- **Your objective**: Will you extract the entries word for word? Images should not appear in the copy.

- **Information given**:

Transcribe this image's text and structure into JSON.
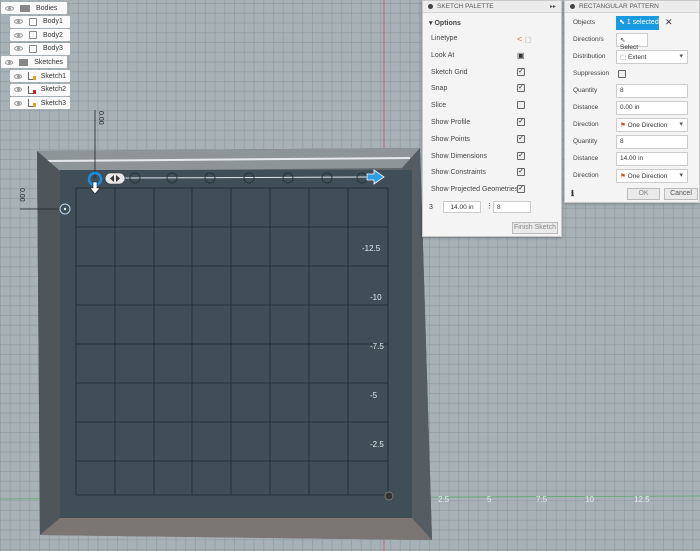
{
  "browser": {
    "items": [
      {
        "label": "Bodies",
        "type": "folder",
        "indent": 0
      },
      {
        "label": "Body1",
        "type": "body",
        "indent": 1
      },
      {
        "label": "Body2",
        "type": "body",
        "indent": 1
      },
      {
        "label": "Body3",
        "type": "body",
        "indent": 1
      },
      {
        "label": "Sketches",
        "type": "folder",
        "indent": 0
      },
      {
        "label": "Sketch1",
        "type": "sketch",
        "indent": 1
      },
      {
        "label": "Sketch2",
        "type": "sketch-error",
        "indent": 1
      },
      {
        "label": "Sketch3",
        "type": "sketch",
        "indent": 1
      }
    ]
  },
  "sketch_palette": {
    "title": "SKETCH PALETTE",
    "section": "Options",
    "options": [
      {
        "label": "Linetype",
        "control": "icons"
      },
      {
        "label": "Look At",
        "control": "icon"
      },
      {
        "label": "Sketch Grid",
        "checked": true
      },
      {
        "label": "Snap",
        "checked": true
      },
      {
        "label": "Slice",
        "checked": false
      },
      {
        "label": "Show Profile",
        "checked": true
      },
      {
        "label": "Show Points",
        "checked": true
      },
      {
        "label": "Show Dimensions",
        "checked": true
      },
      {
        "label": "Show Constraints",
        "checked": true
      },
      {
        "label": "Show Projected Geometries",
        "checked": true
      }
    ],
    "row_num": "3",
    "distance": "14.00 in",
    "quantity": "8",
    "finish": "Finish Sketch"
  },
  "pattern": {
    "title": "RECTANGULAR PATTERN",
    "objects_label": "Objects",
    "objects_value": "1 selected",
    "directions_label": "Direction/s",
    "directions_value": "Select",
    "distribution_label": "Distribution",
    "distribution_value": "Extent",
    "suppression_label": "Suppression",
    "quantity1_label": "Quantity",
    "quantity1": "8",
    "distance1_label": "Distance",
    "distance1": "0.00 in",
    "direction1_label": "Direction",
    "direction1": "One Direction",
    "quantity2_label": "Quantity",
    "quantity2": "8",
    "distance2_label": "Distance",
    "distance2": "14.00 in",
    "direction2_label": "Direction",
    "direction2": "One Direction",
    "ok": "OK",
    "cancel": "Cancel",
    "accent": "#1a9ae0"
  },
  "viewport": {
    "dim_top": "0.00",
    "dim_left": "0.00",
    "y_ticks": [
      "-12.5",
      "-10",
      "-7.5",
      "-5",
      "-2.5"
    ],
    "x_ticks": [
      "2.5",
      "5",
      "7.5",
      "10",
      "12.5"
    ]
  }
}
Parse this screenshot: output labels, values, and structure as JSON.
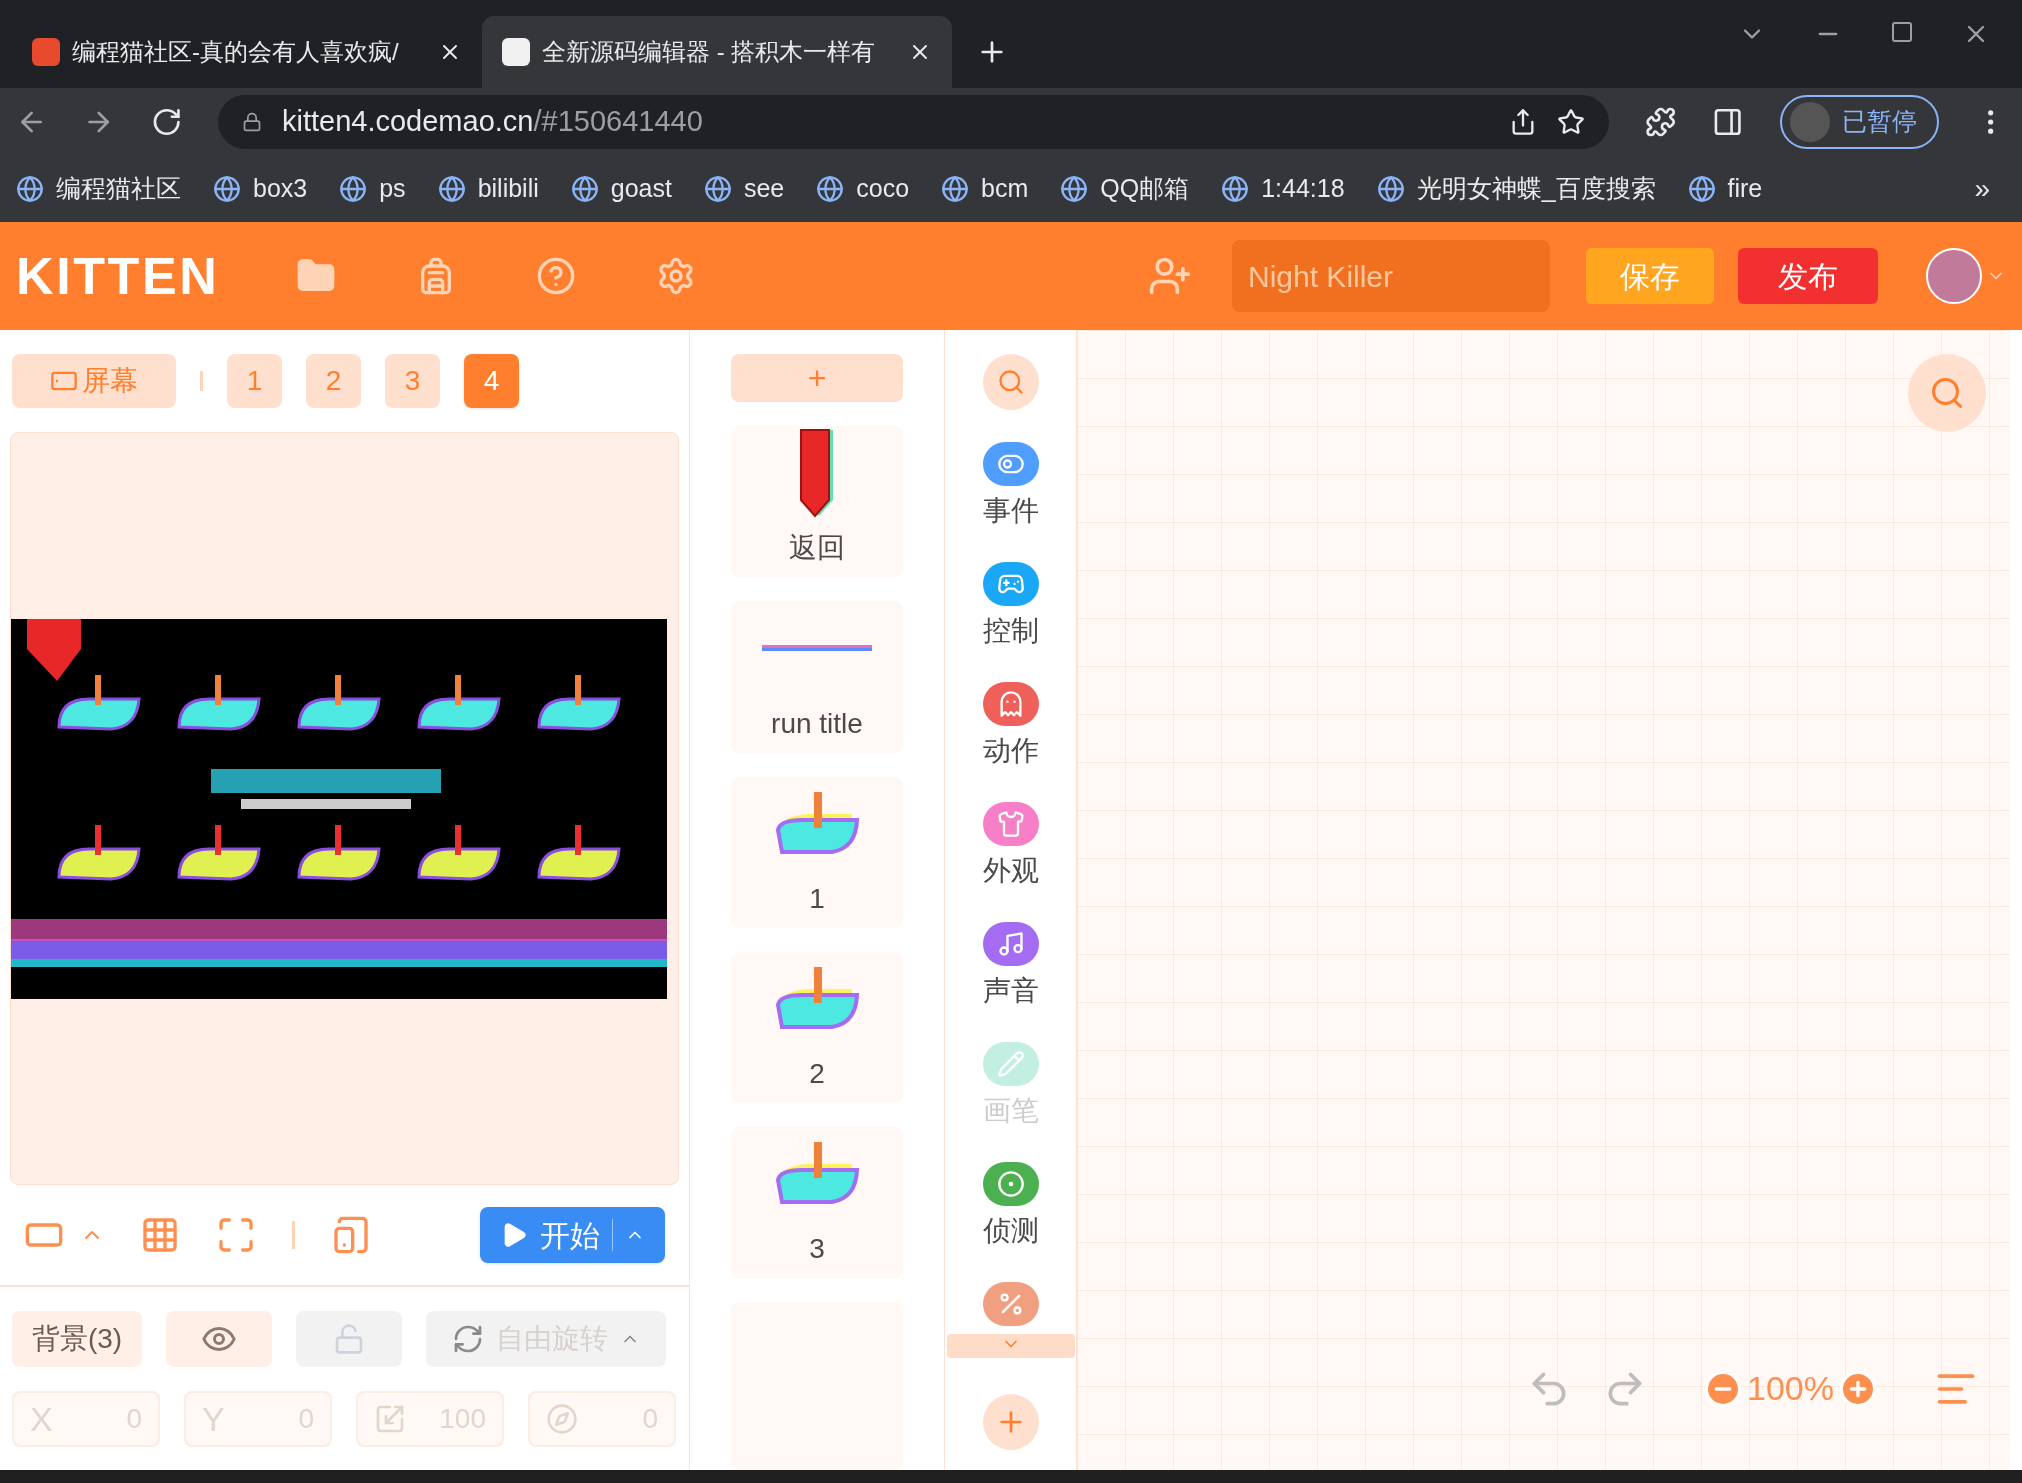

- **Reply**:
Transcribe this image's text and structure into JSON.
{
  "browser": {
    "items": [
      {
        "label": "Bodies",
        "type": "folder",
        "indent": 0
      },
      {
        "label": "Body1",
        "type": "body",
        "indent": 1
      },
      {
        "label": "Body2",
        "type": "body",
        "indent": 1
      },
      {
        "label": "Body3",
        "type": "body",
        "indent": 1
      },
      {
        "label": "Sketches",
        "type": "folder",
        "indent": 0
      },
      {
        "label": "Sketch1",
        "type": "sketch",
        "indent": 1
      },
      {
        "label": "Sketch2",
        "type": "sketch-error",
        "indent": 1
      },
      {
        "label": "Sketch3",
        "type": "sketch",
        "indent": 1
      }
    ]
  },
  "sketch_palette": {
    "title": "SKETCH PALETTE",
    "section": "Options",
    "options": [
      {
        "label": "Linetype",
        "control": "icons"
      },
      {
        "label": "Look At",
        "control": "icon"
      },
      {
        "label": "Sketch Grid",
        "checked": true
      },
      {
        "label": "Snap",
        "checked": true
      },
      {
        "label": "Slice",
        "checked": false
      },
      {
        "label": "Show Profile",
        "checked": true
      },
      {
        "label": "Show Points",
        "checked": true
      },
      {
        "label": "Show Dimensions",
        "checked": true
      },
      {
        "label": "Show Constraints",
        "checked": true
      },
      {
        "label": "Show Projected Geometries",
        "checked": true
      }
    ],
    "row_num": "3",
    "distance": "14.00 in",
    "quantity": "8",
    "finish": "Finish Sketch"
  },
  "pattern": {
    "title": "RECTANGULAR PATTERN",
    "objects_label": "Objects",
    "objects_value": "1 selected",
    "directions_label": "Direction/s",
    "directions_value": "Select",
    "distribution_label": "Distribution",
    "distribution_value": "Extent",
    "suppression_label": "Suppression",
    "quantity1_label": "Quantity",
    "quantity1": "8",
    "distance1_label": "Distance",
    "distance1": "0.00 in",
    "direction1_label": "Direction",
    "direction1": "One Direction",
    "quantity2_label": "Quantity",
    "quantity2": "8",
    "distance2_label": "Distance",
    "distance2": "14.00 in",
    "direction2_label": "Direction",
    "direction2": "One Direction",
    "ok": "OK",
    "cancel": "Cancel",
    "accent": "#1a9ae0"
  },
  "viewport": {
    "dim_top": "0.00",
    "dim_left": "0.00",
    "y_ticks": [
      "-12.5",
      "-10",
      "-7.5",
      "-5",
      "-2.5"
    ],
    "x_ticks": [
      "2.5",
      "5",
      "7.5",
      "10",
      "12.5"
    ]
  }
}
Parse this screenshot: output labels, values, and structure as JSON.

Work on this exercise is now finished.